* Your goal *
Reproduce each record exactly.

□ □ □ □ □ □ □

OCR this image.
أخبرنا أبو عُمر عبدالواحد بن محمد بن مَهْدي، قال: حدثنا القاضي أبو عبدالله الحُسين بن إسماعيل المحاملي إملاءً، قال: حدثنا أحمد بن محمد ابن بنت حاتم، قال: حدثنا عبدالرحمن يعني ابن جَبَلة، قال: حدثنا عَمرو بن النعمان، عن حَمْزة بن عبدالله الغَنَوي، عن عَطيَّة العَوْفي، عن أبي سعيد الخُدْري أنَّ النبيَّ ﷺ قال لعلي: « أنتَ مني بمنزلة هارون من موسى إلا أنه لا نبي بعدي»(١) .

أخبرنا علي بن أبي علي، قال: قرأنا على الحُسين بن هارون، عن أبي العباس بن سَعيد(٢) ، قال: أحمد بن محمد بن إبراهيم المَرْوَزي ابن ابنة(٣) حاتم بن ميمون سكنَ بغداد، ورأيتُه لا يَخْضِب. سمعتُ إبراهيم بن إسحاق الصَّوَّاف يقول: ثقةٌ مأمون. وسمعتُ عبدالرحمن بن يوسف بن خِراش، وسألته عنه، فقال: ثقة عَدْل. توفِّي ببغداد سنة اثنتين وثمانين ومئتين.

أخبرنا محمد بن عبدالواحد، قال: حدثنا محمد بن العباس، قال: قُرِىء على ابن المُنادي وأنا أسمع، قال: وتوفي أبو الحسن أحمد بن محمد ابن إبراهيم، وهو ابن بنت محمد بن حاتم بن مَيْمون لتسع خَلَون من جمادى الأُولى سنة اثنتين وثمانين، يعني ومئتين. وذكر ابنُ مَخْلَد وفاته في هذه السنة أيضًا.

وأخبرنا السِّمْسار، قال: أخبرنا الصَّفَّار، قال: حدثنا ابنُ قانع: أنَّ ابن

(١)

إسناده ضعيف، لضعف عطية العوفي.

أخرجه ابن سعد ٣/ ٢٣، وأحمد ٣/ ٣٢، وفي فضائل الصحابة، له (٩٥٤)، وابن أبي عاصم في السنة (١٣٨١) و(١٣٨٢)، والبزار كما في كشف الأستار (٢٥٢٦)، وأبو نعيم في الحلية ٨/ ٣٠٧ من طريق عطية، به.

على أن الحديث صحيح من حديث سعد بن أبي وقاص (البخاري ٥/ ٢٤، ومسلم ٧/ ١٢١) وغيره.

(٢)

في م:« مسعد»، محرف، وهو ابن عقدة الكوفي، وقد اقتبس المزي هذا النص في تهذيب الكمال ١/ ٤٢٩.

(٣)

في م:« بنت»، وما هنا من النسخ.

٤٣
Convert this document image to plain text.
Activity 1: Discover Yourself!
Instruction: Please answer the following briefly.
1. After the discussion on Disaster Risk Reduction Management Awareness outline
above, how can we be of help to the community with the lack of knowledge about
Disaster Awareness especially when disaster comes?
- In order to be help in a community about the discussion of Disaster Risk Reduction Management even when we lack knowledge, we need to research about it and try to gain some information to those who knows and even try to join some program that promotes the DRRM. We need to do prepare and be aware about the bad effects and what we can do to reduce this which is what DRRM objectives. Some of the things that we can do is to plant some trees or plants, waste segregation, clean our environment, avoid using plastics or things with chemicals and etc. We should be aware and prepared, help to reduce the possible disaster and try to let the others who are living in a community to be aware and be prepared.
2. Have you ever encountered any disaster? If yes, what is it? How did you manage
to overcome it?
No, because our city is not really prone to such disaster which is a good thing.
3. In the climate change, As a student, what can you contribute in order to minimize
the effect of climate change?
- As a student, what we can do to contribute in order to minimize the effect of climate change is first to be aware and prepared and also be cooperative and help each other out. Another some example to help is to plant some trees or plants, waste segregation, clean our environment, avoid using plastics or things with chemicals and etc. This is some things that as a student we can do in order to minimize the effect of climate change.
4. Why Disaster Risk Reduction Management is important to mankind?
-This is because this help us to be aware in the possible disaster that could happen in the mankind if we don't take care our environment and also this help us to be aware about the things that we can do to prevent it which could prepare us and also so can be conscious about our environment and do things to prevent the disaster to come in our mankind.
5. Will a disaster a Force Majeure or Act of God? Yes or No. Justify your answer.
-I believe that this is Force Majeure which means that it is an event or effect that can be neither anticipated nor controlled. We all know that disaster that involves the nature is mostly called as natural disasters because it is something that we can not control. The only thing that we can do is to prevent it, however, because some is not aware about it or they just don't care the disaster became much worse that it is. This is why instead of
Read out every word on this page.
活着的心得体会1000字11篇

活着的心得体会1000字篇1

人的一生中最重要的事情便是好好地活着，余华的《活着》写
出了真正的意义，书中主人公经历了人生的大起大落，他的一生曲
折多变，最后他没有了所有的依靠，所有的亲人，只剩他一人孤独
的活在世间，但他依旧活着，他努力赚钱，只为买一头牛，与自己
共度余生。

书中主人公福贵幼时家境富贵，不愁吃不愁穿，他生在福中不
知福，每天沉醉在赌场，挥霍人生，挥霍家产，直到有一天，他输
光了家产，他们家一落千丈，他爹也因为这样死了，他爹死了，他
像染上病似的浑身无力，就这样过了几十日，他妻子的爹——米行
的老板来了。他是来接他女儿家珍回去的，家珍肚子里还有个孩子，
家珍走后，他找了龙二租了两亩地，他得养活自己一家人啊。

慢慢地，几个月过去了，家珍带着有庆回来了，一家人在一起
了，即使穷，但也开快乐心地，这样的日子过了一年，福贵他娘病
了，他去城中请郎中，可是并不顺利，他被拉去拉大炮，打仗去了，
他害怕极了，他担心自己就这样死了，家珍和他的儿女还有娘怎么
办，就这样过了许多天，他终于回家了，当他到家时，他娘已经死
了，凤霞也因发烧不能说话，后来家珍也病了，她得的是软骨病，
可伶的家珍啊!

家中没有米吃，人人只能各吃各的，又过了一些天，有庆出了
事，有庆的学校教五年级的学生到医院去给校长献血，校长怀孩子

□ □ □ □ □ □ □

* Full answer *
OCR this image.
أخبرنا أبو عُمر عبدالواحد بن محمد بن مَهْدي، قال: حدثنا القاضي أبو عبدالله الحُسين بن إسماعيل المحاملي إملاءً، قال: حدثنا أحمد بن محمد ابن بنت حاتم، قال: حدثنا عبدالرحمن يعني ابن جَبَلة، قال: حدثنا عَمرو بن النعمان، عن حَمْزة بن عبدالله الغَنَوي، عن عَطيَّة العَوْفي، عن أبي سعيد الخُدْري أنَّ النبيَّ ﷺ قال لعلي: « أنتَ مني بمنزلة هارون من موسى إلا أنه لا نبي بعدي»(١) .

أخبرنا علي بن أبي علي، قال: قرأنا على الحُسين بن هارون، عن أبي العباس بن سَعيد(٢) ، قال: أحمد بن محمد بن إبراهيم المَرْوَزي ابن ابنة(٣) حاتم بن ميمون سكنَ بغداد، ورأيتُه لا يَخْضِب. سمعتُ إبراهيم بن إسحاق الصَّوَّاف يقول: ثقةٌ مأمون. وسمعتُ عبدالرحمن بن يوسف بن خِراش، وسألته عنه، فقال: ثقة عَدْل. توفِّي ببغداد سنة اثنتين وثمانين ومئتين.

أخبرنا محمد بن عبدالواحد، قال: حدثنا محمد بن العباس، قال: قُرِىء على ابن المُنادي وأنا أسمع، قال: وتوفي أبو الحسن أحمد بن محمد ابن إبراهيم، وهو ابن بنت محمد بن حاتم بن مَيْمون لتسع خَلَون من جمادى الأُولى سنة اثنتين وثمانين، يعني ومئتين. وذكر ابنُ مَخْلَد وفاته في هذه السنة أيضًا.

وأخبرنا السِّمْسار، قال: أخبرنا الصَّفَّار، قال: حدثنا ابنُ قانع: أنَّ ابن

(١)

إسناده ضعيف، لضعف عطية العوفي.

أخرجه ابن سعد ٣/ ٢٣، وأحمد ٣/ ٣٢، وفي فضائل الصحابة، له (٩٥٤)، وابن أبي عاصم في السنة (١٣٨١) و(١٣٨٢)، والبزار كما في كشف الأستار (٢٥٢٦)، وأبو نعيم في الحلية ٨/ ٣٠٧ من طريق عطية، به.

على أن الحديث صحيح من حديث سعد بن أبي وقاص (البخاري ٥/ ٢٤، ومسلم ٧/ ١٢١) وغيره.

(٢)

في م:« مسعد»، محرف، وهو ابن عقدة الكوفي، وقد اقتبس المزي هذا النص في تهذيب الكمال ١/ ٤٢٩.

(٣)

في م:« بنت»، وما هنا من النسخ.

٤٣
Convert this document image to plain text.
Activity 1: Discover Yourself!
Instruction: Please answer the following briefly.
1. After the discussion on Disaster Risk Reduction Management Awareness outline
above, how can we be of help to the community with the lack of knowledge about
Disaster Awareness especially when disaster comes?
- In order to be help in a community about the discussion of Disaster Risk Reduction Management even when we lack knowledge, we need to research about it and try to gain some information to those who knows and even try to join some program that promotes the DRRM. We need to do prepare and be aware about the bad effects and what we can do to reduce this which is what DRRM objectives. Some of the things that we can do is to plant some trees or plants, waste segregation, clean our environment, avoid using plastics or things with chemicals and etc. We should be aware and prepared, help to reduce the possible disaster and try to let the others who are living in a community to be aware and be prepared.
2. Have you ever encountered any disaster? If yes, what is it? How did you manage
to overcome it?
No, because our city is not really prone to such disaster which is a good thing.
3. In the climate change, As a student, what can you contribute in order to minimize
the effect of climate change?
- As a student, what we can do to contribute in order to minimize the effect of climate change is first to be aware and prepared and also be cooperative and help each other out. Another some example to help is to plant some trees or plants, waste segregation, clean our environment, avoid using plastics or things with chemicals and etc. This is some things that as a student we can do in order to minimize the effect of climate change.
4. Why Disaster Risk Reduction Management is important to mankind?
-This is because this help us to be aware in the possible disaster that could happen in the mankind if we don't take care our environment and also this help us to be aware about the things that we can do to prevent it which could prepare us and also so can be conscious about our environment and do things to prevent the disaster to come in our mankind.
5. Will a disaster a Force Majeure or Act of God? Yes or No. Justify your answer.
-I believe that this is Force Majeure which means that it is an event or effect that can be neither anticipated nor controlled. We all know that disaster that involves the nature is mostly called as natural disasters because it is something that we can not control. The only thing that we can do is to prevent it, however, because some is not aware about it or they just don't care the disaster became much worse that it is. This is why instead of
Read out every word on this page.
活着的心得体会1000字11篇

活着的心得体会1000字篇1

人的一生中最重要的事情便是好好地活着，余华的《活着》写
出了真正的意义，书中主人公经历了人生的大起大落，他的一生曲
折多变，最后他没有了所有的依靠，所有的亲人，只剩他一人孤独
的活在世间，但他依旧活着，他努力赚钱，只为买一头牛，与自己
共度余生。

书中主人公福贵幼时家境富贵，不愁吃不愁穿，他生在福中不
知福，每天沉醉在赌场，挥霍人生，挥霍家产，直到有一天，他输
光了家产，他们家一落千丈，他爹也因为这样死了，他爹死了，他
像染上病似的浑身无力，就这样过了几十日，他妻子的爹——米行
的老板来了。他是来接他女儿家珍回去的，家珍肚子里还有个孩子，
家珍走后，他找了龙二租了两亩地，他得养活自己一家人啊。

慢慢地，几个月过去了，家珍带着有庆回来了，一家人在一起
了，即使穷，但也开快乐心地，这样的日子过了一年，福贵他娘病
了，他去城中请郎中，可是并不顺利，他被拉去拉大炮，打仗去了，
他害怕极了，他担心自己就这样死了，家珍和他的儿女还有娘怎么
办，就这样过了许多天，他终于回家了，当他到家时，他娘已经死
了，凤霞也因发烧不能说话，后来家珍也病了，她得的是软骨病，
可伶的家珍啊!

家中没有米吃，人人只能各吃各的，又过了一些天，有庆出了
事，有庆的学校教五年级的学生到医院去给校长献血，校长怀孩子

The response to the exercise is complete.